TASK OBJECTIVE: Filter the records below down to lines containing "Nagoya".

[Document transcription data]
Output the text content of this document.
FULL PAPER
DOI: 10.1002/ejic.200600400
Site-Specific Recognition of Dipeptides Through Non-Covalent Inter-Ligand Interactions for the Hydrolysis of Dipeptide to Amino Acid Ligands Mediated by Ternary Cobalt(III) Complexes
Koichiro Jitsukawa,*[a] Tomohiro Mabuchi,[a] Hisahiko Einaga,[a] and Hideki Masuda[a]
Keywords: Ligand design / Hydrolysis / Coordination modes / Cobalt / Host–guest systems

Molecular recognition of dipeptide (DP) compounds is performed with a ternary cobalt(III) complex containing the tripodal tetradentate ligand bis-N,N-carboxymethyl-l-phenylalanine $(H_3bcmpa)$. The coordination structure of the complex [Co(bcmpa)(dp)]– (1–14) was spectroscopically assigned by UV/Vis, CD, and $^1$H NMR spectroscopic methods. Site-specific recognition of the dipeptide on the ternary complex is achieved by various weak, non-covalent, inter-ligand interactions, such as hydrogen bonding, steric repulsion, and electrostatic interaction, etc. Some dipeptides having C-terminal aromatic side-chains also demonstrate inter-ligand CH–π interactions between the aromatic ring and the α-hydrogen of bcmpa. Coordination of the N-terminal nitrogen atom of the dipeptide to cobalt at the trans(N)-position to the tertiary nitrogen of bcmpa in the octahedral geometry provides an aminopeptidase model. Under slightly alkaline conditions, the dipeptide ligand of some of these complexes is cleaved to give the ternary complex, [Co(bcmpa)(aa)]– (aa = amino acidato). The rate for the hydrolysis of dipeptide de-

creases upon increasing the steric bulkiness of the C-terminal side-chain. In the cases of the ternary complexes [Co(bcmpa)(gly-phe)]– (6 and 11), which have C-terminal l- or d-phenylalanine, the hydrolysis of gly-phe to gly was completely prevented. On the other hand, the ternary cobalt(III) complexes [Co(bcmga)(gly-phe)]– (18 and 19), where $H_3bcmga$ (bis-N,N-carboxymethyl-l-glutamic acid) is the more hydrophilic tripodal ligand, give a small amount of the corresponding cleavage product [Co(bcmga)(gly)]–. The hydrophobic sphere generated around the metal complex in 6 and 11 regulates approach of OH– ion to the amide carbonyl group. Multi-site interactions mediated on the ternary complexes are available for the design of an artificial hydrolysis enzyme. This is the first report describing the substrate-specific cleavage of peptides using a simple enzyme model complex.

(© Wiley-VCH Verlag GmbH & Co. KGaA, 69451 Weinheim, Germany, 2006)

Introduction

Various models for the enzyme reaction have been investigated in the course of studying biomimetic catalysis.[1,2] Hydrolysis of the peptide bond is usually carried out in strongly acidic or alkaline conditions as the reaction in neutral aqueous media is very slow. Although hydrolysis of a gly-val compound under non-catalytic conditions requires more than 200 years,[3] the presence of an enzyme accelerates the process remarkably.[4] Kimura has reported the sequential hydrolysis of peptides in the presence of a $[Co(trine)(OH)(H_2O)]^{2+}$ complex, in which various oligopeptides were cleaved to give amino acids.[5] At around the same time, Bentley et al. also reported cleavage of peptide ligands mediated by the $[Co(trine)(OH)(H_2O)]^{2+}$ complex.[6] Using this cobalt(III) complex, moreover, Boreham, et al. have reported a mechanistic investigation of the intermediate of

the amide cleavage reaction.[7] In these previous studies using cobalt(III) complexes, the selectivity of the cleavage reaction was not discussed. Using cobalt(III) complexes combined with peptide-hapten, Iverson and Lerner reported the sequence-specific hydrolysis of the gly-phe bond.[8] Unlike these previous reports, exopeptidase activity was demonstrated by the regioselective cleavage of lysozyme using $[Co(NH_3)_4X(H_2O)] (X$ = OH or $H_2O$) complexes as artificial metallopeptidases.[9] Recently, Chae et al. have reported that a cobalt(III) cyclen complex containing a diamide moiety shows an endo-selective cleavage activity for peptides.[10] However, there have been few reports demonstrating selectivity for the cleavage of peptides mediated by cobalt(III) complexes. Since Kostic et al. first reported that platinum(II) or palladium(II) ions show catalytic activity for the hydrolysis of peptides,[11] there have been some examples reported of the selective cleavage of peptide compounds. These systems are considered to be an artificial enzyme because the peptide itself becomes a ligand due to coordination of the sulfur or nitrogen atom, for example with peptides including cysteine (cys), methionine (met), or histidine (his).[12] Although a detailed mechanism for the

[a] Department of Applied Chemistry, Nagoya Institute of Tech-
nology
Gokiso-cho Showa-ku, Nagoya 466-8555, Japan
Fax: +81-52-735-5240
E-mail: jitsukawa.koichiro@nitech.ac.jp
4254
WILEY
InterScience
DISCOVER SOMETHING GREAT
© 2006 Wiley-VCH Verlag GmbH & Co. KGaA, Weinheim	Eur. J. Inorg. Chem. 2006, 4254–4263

==

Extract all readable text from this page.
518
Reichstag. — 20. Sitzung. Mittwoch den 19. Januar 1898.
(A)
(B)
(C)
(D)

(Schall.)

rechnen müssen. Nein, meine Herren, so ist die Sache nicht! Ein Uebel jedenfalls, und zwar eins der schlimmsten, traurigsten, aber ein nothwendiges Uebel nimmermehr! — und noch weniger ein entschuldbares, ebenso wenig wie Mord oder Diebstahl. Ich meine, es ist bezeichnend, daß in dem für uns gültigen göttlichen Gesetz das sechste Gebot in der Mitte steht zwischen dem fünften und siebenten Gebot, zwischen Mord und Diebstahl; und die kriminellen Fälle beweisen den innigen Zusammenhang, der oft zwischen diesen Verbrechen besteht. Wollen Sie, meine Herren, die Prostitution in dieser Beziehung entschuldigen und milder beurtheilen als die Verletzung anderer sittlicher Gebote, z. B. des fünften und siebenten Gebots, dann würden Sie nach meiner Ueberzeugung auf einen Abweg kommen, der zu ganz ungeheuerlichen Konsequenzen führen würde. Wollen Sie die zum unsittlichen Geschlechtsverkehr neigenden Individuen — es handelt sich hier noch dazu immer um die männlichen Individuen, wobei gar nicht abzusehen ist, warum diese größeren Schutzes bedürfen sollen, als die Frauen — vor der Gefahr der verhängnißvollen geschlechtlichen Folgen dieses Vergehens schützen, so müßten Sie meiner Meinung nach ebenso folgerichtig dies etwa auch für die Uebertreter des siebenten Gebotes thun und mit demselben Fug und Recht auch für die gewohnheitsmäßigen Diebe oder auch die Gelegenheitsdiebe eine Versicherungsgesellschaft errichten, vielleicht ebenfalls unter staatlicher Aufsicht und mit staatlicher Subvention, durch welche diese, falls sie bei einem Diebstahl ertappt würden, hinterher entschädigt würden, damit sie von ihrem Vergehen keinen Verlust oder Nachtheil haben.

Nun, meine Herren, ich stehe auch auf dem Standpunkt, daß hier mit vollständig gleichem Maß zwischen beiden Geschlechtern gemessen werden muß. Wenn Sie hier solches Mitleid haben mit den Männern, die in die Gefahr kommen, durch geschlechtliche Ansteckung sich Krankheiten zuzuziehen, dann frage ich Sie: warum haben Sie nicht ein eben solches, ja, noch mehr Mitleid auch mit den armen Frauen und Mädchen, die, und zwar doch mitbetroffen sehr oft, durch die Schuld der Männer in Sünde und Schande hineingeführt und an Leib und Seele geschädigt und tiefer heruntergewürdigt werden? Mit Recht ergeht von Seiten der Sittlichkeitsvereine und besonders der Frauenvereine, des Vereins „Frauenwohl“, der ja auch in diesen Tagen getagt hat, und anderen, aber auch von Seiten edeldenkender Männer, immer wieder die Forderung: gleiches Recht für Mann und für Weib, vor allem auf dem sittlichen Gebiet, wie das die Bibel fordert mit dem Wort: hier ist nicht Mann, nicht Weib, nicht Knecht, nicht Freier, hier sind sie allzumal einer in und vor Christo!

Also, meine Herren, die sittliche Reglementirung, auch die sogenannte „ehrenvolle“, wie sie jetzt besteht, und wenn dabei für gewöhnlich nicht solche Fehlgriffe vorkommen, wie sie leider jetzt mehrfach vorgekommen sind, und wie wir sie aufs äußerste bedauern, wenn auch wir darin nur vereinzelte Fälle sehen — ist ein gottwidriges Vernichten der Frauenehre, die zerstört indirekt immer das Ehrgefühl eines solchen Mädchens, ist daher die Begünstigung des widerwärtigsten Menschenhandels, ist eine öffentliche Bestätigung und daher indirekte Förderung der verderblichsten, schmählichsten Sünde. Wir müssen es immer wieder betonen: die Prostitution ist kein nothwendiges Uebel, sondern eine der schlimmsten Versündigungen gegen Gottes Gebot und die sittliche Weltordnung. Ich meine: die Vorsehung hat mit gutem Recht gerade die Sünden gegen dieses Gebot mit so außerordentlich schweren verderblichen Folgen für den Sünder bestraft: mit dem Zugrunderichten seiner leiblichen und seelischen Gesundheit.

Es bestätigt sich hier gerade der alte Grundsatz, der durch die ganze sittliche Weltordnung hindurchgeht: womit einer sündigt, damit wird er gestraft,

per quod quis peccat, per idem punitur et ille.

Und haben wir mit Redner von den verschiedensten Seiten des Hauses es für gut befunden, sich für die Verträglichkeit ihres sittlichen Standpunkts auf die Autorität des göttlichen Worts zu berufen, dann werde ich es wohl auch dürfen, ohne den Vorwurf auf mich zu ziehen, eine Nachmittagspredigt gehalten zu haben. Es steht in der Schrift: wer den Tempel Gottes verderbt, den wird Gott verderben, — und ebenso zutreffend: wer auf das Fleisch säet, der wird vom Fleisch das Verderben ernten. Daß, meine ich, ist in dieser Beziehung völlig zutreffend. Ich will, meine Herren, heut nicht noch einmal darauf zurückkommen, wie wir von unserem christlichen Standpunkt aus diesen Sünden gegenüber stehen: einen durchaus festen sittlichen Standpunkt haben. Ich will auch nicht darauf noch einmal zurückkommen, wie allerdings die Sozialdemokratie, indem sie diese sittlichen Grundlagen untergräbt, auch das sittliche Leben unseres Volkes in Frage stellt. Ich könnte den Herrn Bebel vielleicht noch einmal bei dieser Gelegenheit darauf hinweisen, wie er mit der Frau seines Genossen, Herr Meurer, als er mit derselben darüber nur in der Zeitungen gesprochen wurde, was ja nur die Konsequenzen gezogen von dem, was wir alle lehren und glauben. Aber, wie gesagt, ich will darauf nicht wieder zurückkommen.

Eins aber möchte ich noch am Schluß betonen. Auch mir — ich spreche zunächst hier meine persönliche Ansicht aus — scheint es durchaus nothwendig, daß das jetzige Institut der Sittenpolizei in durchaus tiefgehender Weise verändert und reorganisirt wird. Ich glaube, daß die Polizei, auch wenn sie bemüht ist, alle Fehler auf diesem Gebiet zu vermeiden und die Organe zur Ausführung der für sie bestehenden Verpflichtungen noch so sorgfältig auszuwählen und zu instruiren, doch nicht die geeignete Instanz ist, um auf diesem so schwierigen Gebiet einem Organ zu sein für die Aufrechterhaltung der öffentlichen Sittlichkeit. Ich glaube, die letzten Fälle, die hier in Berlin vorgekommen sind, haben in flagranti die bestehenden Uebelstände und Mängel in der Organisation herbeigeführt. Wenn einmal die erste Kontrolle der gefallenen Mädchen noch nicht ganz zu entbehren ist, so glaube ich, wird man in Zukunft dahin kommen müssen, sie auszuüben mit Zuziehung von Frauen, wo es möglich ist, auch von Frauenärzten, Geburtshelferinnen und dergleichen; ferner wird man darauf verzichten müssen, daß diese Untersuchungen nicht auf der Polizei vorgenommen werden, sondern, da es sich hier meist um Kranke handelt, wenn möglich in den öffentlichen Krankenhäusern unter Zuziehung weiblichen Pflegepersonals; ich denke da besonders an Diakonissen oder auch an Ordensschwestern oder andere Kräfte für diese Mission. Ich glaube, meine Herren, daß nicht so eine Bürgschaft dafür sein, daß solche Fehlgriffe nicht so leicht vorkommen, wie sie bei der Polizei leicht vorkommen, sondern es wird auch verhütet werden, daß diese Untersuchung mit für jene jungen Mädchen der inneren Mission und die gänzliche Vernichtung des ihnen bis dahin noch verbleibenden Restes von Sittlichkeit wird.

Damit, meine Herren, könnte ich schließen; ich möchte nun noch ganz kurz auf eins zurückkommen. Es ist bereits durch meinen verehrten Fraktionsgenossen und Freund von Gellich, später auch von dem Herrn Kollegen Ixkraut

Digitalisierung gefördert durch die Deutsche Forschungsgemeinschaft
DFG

EXERCISE RESPONSE:
[a] Department of Applied Chemistry, Nagoya Institute of Tech-
Gokiso-cho Showa-ku, Nagoya 466-8555, Japan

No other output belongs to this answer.